Your objective: Your task is to output the data exactly as it stands.

Stored rows:
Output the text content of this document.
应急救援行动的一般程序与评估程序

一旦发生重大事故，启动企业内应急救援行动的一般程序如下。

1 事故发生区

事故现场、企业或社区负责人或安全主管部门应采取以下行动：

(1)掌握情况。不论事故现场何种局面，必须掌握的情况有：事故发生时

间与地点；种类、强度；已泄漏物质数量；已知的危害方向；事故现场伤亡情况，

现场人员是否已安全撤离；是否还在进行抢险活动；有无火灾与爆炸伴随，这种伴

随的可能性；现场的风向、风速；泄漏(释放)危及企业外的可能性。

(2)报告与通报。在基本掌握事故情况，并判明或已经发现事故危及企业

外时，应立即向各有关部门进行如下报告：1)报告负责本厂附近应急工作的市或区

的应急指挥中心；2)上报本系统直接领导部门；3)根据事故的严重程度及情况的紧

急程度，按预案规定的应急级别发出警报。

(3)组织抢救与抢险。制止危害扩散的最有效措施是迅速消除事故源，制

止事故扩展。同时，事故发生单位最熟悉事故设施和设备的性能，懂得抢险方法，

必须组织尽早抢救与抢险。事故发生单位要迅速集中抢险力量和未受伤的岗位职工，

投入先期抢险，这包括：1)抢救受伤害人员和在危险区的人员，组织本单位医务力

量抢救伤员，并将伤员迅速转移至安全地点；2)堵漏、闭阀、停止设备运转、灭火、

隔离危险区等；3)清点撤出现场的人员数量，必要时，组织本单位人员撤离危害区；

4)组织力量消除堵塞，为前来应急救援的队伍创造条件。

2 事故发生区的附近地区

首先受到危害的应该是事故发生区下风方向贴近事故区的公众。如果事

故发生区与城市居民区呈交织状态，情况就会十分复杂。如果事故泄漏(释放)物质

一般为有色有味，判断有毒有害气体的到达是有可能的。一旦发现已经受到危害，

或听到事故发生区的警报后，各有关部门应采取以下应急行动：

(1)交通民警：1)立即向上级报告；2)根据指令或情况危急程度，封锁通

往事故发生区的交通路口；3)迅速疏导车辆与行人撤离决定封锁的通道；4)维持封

Output for this exercise:
Output the text content of this document.
应急救援行动的一般程序与评估程序

一旦发生重大事故，启动企业内应急救援行动的一般程序如下。

1 事故发生区

事故现场、企业或社区负责人或安全主管部门应采取以下行动：

(1)掌握情况。不论事故现场何种局面，必须掌握的情况有：事故发生时

间与地点；种类、强度；已泄漏物质数量；已知的危害方向；事故现场伤亡情况，

现场人员是否已安全撤离；是否还在进行抢险活动；有无火灾与爆炸伴随，这种伴

随的可能性；现场的风向、风速；泄漏(释放)危及企业外的可能性。

(2)报告与通报。在基本掌握事故情况，并判明或已经发现事故危及企业

外时，应立即向各有关部门进行如下报告：1)报告负责本厂附近应急工作的市或区

的应急指挥中心；2)上报本系统直接领导部门；3)根据事故的严重程度及情况的紧

急程度，按预案规定的应急级别发出警报。

(3)组织抢救与抢险。制止危害扩散的最有效措施是迅速消除事故源，制

止事故扩展。同时，事故发生单位最熟悉事故设施和设备的性能，懂得抢险方法，

必须组织尽早抢救与抢险。事故发生单位要迅速集中抢险力量和未受伤的岗位职工，

投入先期抢险，这包括：1)抢救受伤害人员和在危险区的人员，组织本单位医务力

量抢救伤员，并将伤员迅速转移至安全地点；2)堵漏、闭阀、停止设备运转、灭火、

隔离危险区等；3)清点撤出现场的人员数量，必要时，组织本单位人员撤离危害区；

4)组织力量消除堵塞，为前来应急救援的队伍创造条件。

2 事故发生区的附近地区

首先受到危害的应该是事故发生区下风方向贴近事故区的公众。如果事

故发生区与城市居民区呈交织状态，情况就会十分复杂。如果事故泄漏(释放)物质

一般为有色有味，判断有毒有害气体的到达是有可能的。一旦发现已经受到危害，

或听到事故发生区的警报后，各有关部门应采取以下应急行动：

(1)交通民警：1)立即向上级报告；2)根据指令或情况危急程度，封锁通

往事故发生区的交通路口；3)迅速疏导车辆与行人撤离决定封锁的通道；4)维持封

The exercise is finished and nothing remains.